◆ Supplied records ◆
--------
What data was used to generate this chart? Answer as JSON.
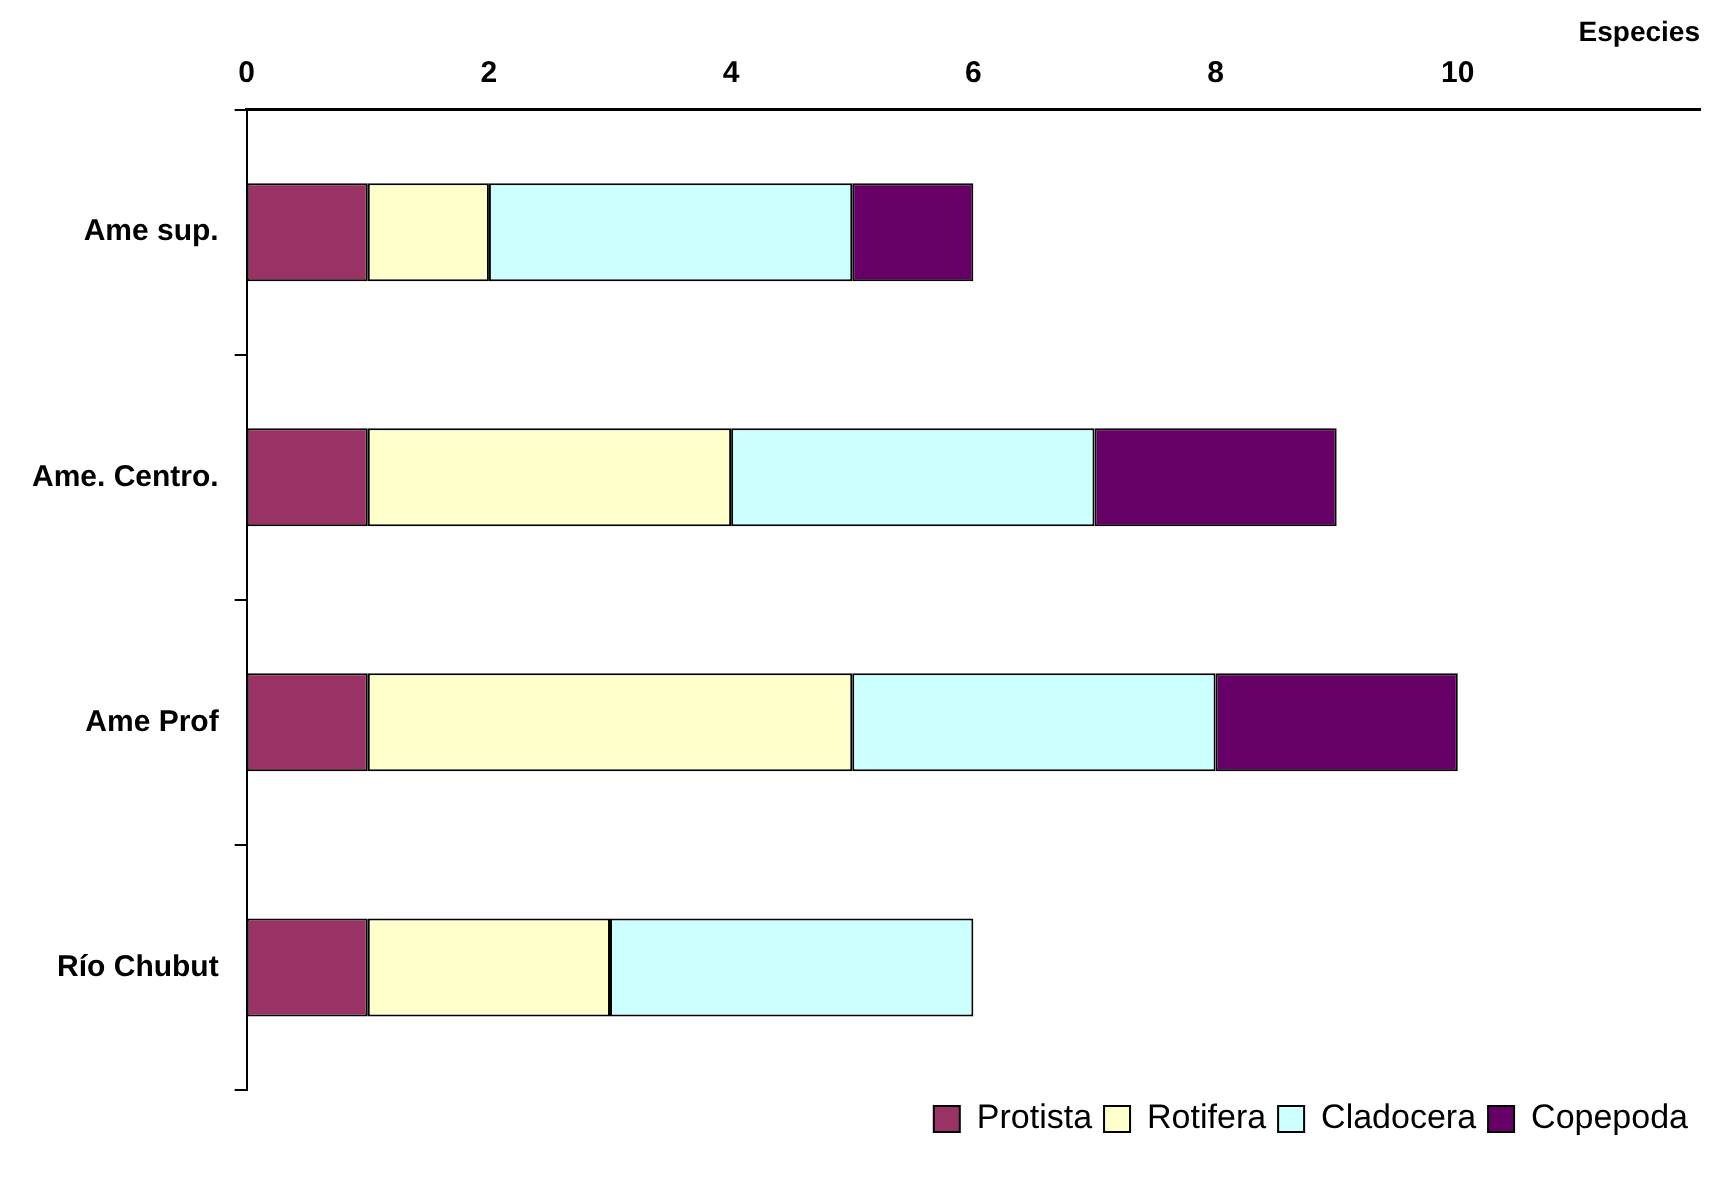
{
  "chart_data": {
    "type": "bar",
    "orientation": "horizontal",
    "stacked": true,
    "xlabel": "Especies",
    "categories": [
      "Ame sup.",
      "Ame. Centro.",
      "Ame Prof",
      "Río Chubut"
    ],
    "series": [
      {
        "name": "Protista",
        "color": "#993366",
        "values": [
          1,
          1,
          1,
          1
        ]
      },
      {
        "name": "Rotifera",
        "color": "#ffffcc",
        "values": [
          1,
          3,
          4,
          2
        ]
      },
      {
        "name": "Cladocera",
        "color": "#ccffff",
        "values": [
          3,
          3,
          3,
          3
        ]
      },
      {
        "name": "Copepoda",
        "color": "#660066",
        "values": [
          1,
          2,
          2,
          null
        ]
      }
    ],
    "xlim": [
      0,
      12
    ],
    "xticks": [
      0,
      2,
      4,
      6,
      8,
      10
    ],
    "grid": false,
    "legend": "bottom"
  }
}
--------
◆ Task ◆
Write out every entry again word for word, without any of the pictures.

◆ Written solution ◆
What data was used to generate this chart? Answer as JSON.
{
  "chart_data": {
    "type": "bar",
    "orientation": "horizontal",
    "stacked": true,
    "xlabel": "Especies",
    "categories": [
      "Ame sup.",
      "Ame. Centro.",
      "Ame Prof",
      "Río Chubut"
    ],
    "series": [
      {
        "name": "Protista",
        "color": "#993366",
        "values": [
          1,
          1,
          1,
          1
        ]
      },
      {
        "name": "Rotifera",
        "color": "#ffffcc",
        "values": [
          1,
          3,
          4,
          2
        ]
      },
      {
        "name": "Cladocera",
        "color": "#ccffff",
        "values": [
          3,
          3,
          3,
          3
        ]
      },
      {
        "name": "Copepoda",
        "color": "#660066",
        "values": [
          1,
          2,
          2,
          null
        ]
      }
    ],
    "xlim": [
      0,
      12
    ],
    "xticks": [
      0,
      2,
      4,
      6,
      8,
      10
    ],
    "grid": false,
    "legend": "bottom"
  }
}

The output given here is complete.